** Start TEXT SHOWN **

If Mr Netanyahu emerges as victor in next Tuesday's election and in the process of government formation that will follow, he is unlikely to treat President Barack Obama to a repeat of what Mr Clinton's key Middle East aide, Dennis Ross, would later recall as that "nearly insufferable" performance in the White House in 1996.

Mr Netanyahu, who has gone out of his way to be publicly flattering about Mr Obama in recent weeks, knows a little more about diplomacy than he did then; one of several reasons why he lost the election three years later was that the Israeli public was unhappy about how unwelcome their prime minister had become in Washington.

The question of whether this is more than a superficial change, and whether he can manage to avoid alienating a new US president professedly intent on progress in the Middle East, remains a vexed one, however.

With his lead over Tzipi Livni's Kadima party narrowing this weekend, Mr Netanyahu's Likud cannot be regarded as a shoo-in. But if he does win, it will have been on a platform of expanding rather than uprooting existing West Bank settlements, of the indivisibility of Jerusalem as the capital of the Jewish state, and of the need to remedy what he sees as the unfinished military job last month of toppling Hamas. None of these positions, on present showing, are likely to commend themselves to the White House.

The paradox of Mr Netanyahu's uneasy relationship with the US last time around is that he is the most Americanised of Israeli politicians, albeit one more linked to the neo-conservative Republican right. He was given a US education by his émigré Israeli parents, interrupted by military service first in the elite Sayeret Matkal unit – during which he took part in the nocturnal rescue of hostages from a hijacked Sabena jet in 1972 – and later in the 1973 Yom Kippur war.

He might even have pursued an American business career, had his brother, Yoni, not been killed during the much more famous Entebbe raid in 1976; for Bibi – as he is universally if not especially warmly known – that was a seminal event. But in 1982 he took a job in Israel's Washington embassy as a protégé of the leading Likud figure and then-ambassador Moshe Arens, returning to Israel in 1988 to a Knesset seat and deputy ministerial post.

His rise was meteoric, if hardly untroubled. In 1993, when he was fighting for the Likud leadership, his present – and third – wife, Sara, took an anonymous call reporting the existence of a video of her husband in "compromising romantic situations" with a female image consultant. The candidate's response was to go on television, confess to infidelity and then accuse his Likud rivals of using "mafia methods" to undermine him.

What mainly exasperated the Clinton administration once Mr Netanyahu became Prime Minister was his foot-dragging over the Oslo accords – which he had vigorously rejected, personalizing much of his opposition around the then-prime minister, Yitzhak Rabin, assassinated in 1995. Today, he remains deeply opposed to territorial concessions to the Palestinians in any foreseeable future, arguing that they would be to pave the way for a further "Hamastan" – the term he is proud of having coined about Gaza – in the West Bank.

** End TEXT SHOWN **

• TASKS TO COMPLETE:
**A.** Rewrite the paragraph of the Netanyahu article above that begins "He might even have pursued" as a short list of its main facts.
**B.** According to the Netanyahu article, in which elite unit did Netanyahu do his first military service?
**C.** List every year written as a four-digit number in the Netanyahu article.

** Start RECORDS **

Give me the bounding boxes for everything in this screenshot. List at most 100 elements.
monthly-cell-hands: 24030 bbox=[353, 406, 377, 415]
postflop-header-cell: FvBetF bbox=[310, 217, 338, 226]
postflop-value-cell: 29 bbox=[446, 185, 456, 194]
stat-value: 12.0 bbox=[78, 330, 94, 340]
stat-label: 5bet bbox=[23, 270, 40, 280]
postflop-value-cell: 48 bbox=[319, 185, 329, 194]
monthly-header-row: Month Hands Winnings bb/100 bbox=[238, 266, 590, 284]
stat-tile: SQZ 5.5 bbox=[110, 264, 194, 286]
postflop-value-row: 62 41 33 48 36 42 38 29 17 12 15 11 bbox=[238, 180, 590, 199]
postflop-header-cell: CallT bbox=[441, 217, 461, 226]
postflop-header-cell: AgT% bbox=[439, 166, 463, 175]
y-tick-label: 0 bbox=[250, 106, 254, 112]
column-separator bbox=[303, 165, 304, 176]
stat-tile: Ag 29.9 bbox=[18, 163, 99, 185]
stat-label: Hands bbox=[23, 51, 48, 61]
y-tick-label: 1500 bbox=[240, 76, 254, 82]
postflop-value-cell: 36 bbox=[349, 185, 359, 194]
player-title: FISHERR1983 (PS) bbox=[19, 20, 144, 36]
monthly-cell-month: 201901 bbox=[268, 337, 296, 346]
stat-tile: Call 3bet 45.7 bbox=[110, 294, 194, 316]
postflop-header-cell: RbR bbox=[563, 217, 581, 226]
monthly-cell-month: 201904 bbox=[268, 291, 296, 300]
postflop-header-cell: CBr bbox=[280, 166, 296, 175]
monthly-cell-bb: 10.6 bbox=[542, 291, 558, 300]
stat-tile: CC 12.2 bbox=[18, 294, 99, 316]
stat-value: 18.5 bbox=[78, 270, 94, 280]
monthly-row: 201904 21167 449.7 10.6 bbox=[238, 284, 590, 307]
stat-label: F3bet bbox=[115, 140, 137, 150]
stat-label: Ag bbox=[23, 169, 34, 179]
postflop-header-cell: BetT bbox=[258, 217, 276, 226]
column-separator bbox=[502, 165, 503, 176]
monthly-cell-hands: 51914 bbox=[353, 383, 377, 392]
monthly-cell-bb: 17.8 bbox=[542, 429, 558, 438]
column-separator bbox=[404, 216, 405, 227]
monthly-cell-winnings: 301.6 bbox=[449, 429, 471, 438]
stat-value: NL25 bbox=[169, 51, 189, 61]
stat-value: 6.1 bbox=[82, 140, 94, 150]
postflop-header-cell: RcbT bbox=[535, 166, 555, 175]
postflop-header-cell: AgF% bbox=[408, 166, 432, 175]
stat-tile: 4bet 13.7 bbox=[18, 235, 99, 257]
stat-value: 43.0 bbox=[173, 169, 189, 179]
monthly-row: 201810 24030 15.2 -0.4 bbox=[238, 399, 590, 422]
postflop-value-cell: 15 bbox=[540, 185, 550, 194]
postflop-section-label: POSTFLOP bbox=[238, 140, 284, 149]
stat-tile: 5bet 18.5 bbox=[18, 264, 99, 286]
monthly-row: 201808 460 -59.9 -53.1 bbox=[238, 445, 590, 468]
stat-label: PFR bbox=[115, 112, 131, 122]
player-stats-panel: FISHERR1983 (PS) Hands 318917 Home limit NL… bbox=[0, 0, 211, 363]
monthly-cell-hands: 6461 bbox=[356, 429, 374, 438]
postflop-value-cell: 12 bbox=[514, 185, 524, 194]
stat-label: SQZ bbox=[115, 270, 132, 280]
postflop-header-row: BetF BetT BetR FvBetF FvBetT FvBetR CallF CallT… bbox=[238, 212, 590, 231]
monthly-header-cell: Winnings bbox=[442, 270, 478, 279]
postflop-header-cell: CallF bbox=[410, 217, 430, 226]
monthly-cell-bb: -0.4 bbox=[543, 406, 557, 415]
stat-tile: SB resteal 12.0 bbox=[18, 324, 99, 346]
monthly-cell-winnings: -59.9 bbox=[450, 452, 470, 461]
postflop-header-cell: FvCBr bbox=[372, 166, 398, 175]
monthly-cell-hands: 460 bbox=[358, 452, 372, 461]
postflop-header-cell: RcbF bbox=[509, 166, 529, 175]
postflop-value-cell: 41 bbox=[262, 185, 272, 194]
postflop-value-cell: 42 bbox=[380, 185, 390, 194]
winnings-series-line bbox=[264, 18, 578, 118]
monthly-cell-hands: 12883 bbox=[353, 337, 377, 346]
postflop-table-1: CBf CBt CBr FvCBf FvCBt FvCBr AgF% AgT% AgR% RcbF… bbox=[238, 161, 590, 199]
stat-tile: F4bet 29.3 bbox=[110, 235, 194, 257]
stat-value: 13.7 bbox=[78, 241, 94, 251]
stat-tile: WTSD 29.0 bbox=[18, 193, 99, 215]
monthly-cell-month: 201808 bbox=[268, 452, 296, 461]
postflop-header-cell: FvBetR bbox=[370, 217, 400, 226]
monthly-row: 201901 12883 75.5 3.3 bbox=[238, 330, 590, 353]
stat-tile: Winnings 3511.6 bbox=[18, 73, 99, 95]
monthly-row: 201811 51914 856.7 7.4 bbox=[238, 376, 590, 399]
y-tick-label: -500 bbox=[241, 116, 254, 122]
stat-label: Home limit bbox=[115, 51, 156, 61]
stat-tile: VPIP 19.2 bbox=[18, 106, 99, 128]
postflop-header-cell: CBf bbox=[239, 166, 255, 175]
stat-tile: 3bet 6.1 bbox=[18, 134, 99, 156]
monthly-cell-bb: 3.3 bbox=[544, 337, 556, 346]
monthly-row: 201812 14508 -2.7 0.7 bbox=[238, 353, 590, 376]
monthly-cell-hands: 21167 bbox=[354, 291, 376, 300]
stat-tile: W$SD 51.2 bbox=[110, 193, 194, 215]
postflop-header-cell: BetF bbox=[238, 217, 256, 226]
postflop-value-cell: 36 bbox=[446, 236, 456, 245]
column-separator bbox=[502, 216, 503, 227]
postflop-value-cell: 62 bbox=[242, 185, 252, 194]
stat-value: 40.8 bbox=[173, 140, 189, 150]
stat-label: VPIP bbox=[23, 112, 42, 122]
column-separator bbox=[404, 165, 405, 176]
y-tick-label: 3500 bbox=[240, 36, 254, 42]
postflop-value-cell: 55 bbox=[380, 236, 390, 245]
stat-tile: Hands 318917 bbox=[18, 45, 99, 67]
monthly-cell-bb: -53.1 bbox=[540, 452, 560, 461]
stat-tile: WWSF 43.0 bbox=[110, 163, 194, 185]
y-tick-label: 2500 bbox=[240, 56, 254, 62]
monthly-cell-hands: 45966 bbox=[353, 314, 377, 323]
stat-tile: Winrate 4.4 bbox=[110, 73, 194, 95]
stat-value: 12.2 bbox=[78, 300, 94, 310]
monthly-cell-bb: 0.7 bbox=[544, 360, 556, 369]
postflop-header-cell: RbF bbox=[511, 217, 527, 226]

** End RECORDS **

• RESPONSES:
**A.**
- Netanyahu might have had an American business career if his brother, Yoni, had not been killed in the Entebbe raid in 1976.
- For Bibi, as he is widely known, Yoni's death was a seminal event.
- In 1982 he took a job at Israel's Washington embassy as a protégé of Moshe Arens, a leading Likud figure and then the ambassador.
- He returned to Israel in 1988 to a Knesset seat and a deputy ministerial post.

**B.** Sayeret Matkal.

**C.** 1996, 1972, 1973, 1976, 1982, 1988, 1993, 1995